- THE INPUT:
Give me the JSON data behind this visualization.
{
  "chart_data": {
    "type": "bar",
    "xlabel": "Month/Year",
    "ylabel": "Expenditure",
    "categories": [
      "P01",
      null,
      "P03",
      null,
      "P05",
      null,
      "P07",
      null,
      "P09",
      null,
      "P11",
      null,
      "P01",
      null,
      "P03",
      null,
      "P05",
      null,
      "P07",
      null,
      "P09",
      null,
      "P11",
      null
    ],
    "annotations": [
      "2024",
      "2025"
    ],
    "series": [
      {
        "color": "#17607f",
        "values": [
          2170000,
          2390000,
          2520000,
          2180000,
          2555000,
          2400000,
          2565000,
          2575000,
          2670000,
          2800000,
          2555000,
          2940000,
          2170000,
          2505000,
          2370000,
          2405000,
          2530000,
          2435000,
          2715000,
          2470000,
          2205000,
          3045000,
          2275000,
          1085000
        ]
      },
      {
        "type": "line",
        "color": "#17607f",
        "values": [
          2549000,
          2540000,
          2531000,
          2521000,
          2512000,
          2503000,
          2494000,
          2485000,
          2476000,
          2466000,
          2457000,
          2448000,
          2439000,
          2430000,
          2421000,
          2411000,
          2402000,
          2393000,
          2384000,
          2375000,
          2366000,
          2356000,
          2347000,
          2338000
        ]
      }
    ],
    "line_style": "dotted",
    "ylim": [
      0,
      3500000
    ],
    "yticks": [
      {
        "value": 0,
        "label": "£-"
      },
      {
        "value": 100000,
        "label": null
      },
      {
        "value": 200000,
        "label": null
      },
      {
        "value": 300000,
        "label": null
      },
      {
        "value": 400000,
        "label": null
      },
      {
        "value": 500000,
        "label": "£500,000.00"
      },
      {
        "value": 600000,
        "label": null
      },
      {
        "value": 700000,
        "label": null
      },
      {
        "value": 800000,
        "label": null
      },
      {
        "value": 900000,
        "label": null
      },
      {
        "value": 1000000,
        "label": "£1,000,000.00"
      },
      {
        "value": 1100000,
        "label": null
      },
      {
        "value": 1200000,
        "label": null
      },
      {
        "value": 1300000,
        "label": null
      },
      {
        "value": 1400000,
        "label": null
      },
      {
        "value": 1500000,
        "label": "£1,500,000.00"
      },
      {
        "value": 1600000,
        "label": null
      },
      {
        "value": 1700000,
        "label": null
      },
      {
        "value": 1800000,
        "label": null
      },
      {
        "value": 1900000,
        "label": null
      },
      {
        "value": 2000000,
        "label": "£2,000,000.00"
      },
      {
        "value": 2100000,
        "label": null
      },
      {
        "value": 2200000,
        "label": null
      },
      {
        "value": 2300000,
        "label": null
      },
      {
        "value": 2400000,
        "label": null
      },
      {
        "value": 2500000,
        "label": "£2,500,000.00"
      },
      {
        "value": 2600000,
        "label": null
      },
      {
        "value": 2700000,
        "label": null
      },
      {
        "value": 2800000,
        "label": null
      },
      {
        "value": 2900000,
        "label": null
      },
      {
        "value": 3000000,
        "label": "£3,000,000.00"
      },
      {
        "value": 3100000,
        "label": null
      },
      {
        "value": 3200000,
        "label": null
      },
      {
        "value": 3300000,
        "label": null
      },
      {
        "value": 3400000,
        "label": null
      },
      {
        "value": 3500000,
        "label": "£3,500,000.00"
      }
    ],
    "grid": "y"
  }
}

- TASK TO CARRY OUT: Reproduce each entry from the records above, character for character.

- SOLUTION FOR THIS PROBLEM:
Give me the JSON data behind this visualization.
{
  "chart_data": {
    "type": "bar",
    "xlabel": "Month/Year",
    "ylabel": "Expenditure",
    "categories": [
      "P01",
      null,
      "P03",
      null,
      "P05",
      null,
      "P07",
      null,
      "P09",
      null,
      "P11",
      null,
      "P01",
      null,
      "P03",
      null,
      "P05",
      null,
      "P07",
      null,
      "P09",
      null,
      "P11",
      null
    ],
    "annotations": [
      "2024",
      "2025"
    ],
    "series": [
      {
        "color": "#17607f",
        "values": [
          2170000,
          2390000,
          2520000,
          2180000,
          2555000,
          2400000,
          2565000,
          2575000,
          2670000,
          2800000,
          2555000,
          2940000,
          2170000,
          2505000,
          2370000,
          2405000,
          2530000,
          2435000,
          2715000,
          2470000,
          2205000,
          3045000,
          2275000,
          1085000
        ]
      },
      {
        "type": "line",
        "color": "#17607f",
        "values": [
          2549000,
          2540000,
          2531000,
          2521000,
          2512000,
          2503000,
          2494000,
          2485000,
          2476000,
          2466000,
          2457000,
          2448000,
          2439000,
          2430000,
          2421000,
          2411000,
          2402000,
          2393000,
          2384000,
          2375000,
          2366000,
          2356000,
          2347000,
          2338000
        ]
      }
    ],
    "line_style": "dotted",
    "ylim": [
      0,
      3500000
    ],
    "yticks": [
      {
        "value": 0,
        "label": "£-"
      },
      {
        "value": 100000,
        "label": null
      },
      {
        "value": 200000,
        "label": null
      },
      {
        "value": 300000,
        "label": null
      },
      {
        "value": 400000,
        "label": null
      },
      {
        "value": 500000,
        "label": "£500,000.00"
      },
      {
        "value": 600000,
        "label": null
      },
      {
        "value": 700000,
        "label": null
      },
      {
        "value": 800000,
        "label": null
      },
      {
        "value": 900000,
        "label": null
      },
      {
        "value": 1000000,
        "label": "£1,000,000.00"
      },
      {
        "value": 1100000,
        "label": null
      },
      {
        "value": 1200000,
        "label": null
      },
      {
        "value": 1300000,
        "label": null
      },
      {
        "value": 1400000,
        "label": null
      },
      {
        "value": 1500000,
        "label": "£1,500,000.00"
      },
      {
        "value": 1600000,
        "label": null
      },
      {
        "value": 1700000,
        "label": null
      },
      {
        "value": 1800000,
        "label": null
      },
      {
        "value": 1900000,
        "label": null
      },
      {
        "value": 2000000,
        "label": "£2,000,000.00"
      },
      {
        "value": 2100000,
        "label": null
      },
      {
        "value": 2200000,
        "label": null
      },
      {
        "value": 2300000,
        "label": null
      },
      {
        "value": 2400000,
        "label": null
      },
      {
        "value": 2500000,
        "label": "£2,500,000.00"
      },
      {
        "value": 2600000,
        "label": null
      },
      {
        "value": 2700000,
        "label": null
      },
      {
        "value": 2800000,
        "label": null
      },
      {
        "value": 2900000,
        "label": null
      },
      {
        "value": 3000000,
        "label": "£3,000,000.00"
      },
      {
        "value": 3100000,
        "label": null
      },
      {
        "value": 3200000,
        "label": null
      },
      {
        "value": 3300000,
        "label": null
      },
      {
        "value": 3400000,
        "label": null
      },
      {
        "value": 3500000,
        "label": "£3,500,000.00"
      }
    ],
    "grid": "y"
  }
}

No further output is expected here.